**Goal of the exercise:** Copy all of the material word for word, except for the pictures.

**Record excerpts:**
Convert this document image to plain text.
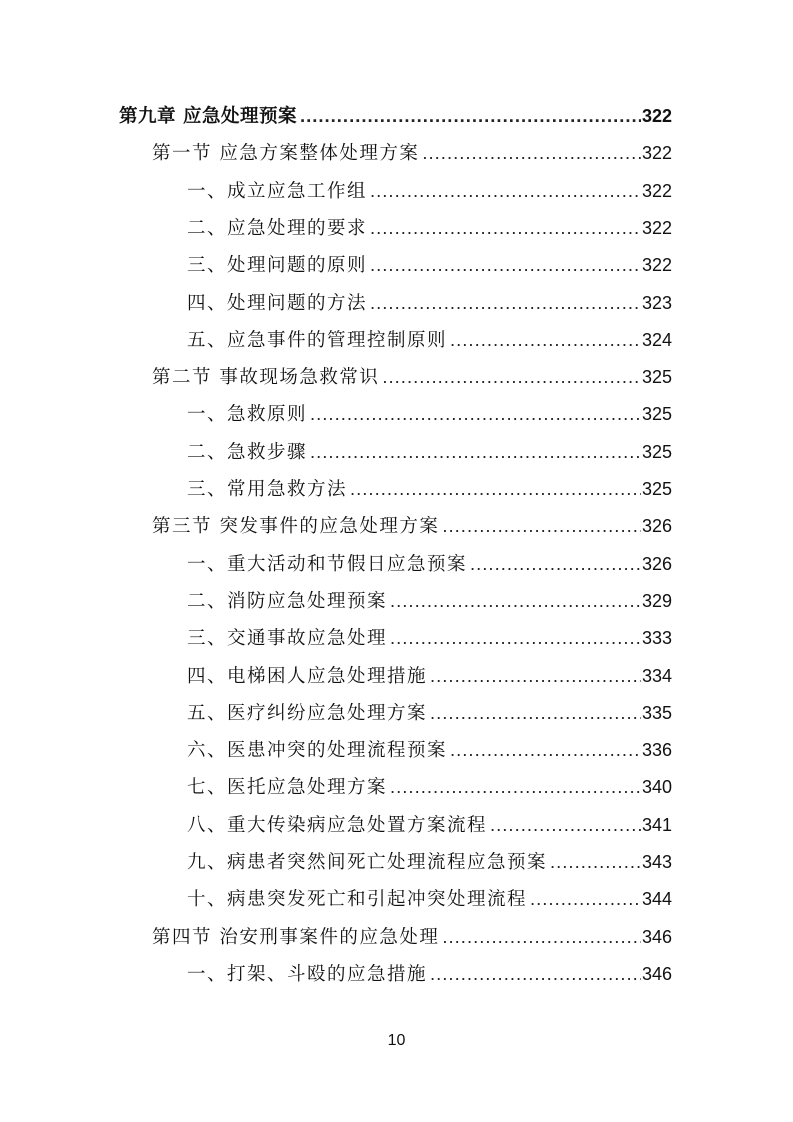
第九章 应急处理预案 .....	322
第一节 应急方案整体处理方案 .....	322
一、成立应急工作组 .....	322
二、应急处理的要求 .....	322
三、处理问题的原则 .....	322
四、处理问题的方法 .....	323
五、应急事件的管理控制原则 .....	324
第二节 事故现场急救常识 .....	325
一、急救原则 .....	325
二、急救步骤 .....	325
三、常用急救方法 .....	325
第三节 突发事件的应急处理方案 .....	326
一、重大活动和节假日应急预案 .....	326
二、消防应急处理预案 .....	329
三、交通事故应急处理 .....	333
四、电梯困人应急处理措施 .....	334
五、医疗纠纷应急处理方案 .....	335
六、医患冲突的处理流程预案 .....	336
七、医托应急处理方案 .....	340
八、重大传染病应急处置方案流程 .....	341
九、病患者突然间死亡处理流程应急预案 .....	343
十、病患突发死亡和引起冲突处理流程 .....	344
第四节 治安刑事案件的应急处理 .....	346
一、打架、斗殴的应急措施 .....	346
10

**Task output:**
Convert this document image to plain text.
第九章 应急处理预案 .....	322
第一节 应急方案整体处理方案 .....	322
一、成立应急工作组 .....	322
二、应急处理的要求 .....	322
三、处理问题的原则 .....	322
四、处理问题的方法 .....	323
五、应急事件的管理控制原则 .....	324
第二节 事故现场急救常识 .....	325
一、急救原则 .....	325
二、急救步骤 .....	325
三、常用急救方法 .....	325
第三节 突发事件的应急处理方案 .....	326
一、重大活动和节假日应急预案 .....	326
二、消防应急处理预案 .....	329
三、交通事故应急处理 .....	333
四、电梯困人应急处理措施 .....	334
五、医疗纠纷应急处理方案 .....	335
六、医患冲突的处理流程预案 .....	336
七、医托应急处理方案 .....	340
八、重大传染病应急处置方案流程 .....	341
九、病患者突然间死亡处理流程应急预案 .....	343
十、病患突发死亡和引起冲突处理流程 .....	344
第四节 治安刑事案件的应急处理 .....	346
一、打架、斗殴的应急措施 .....	346
10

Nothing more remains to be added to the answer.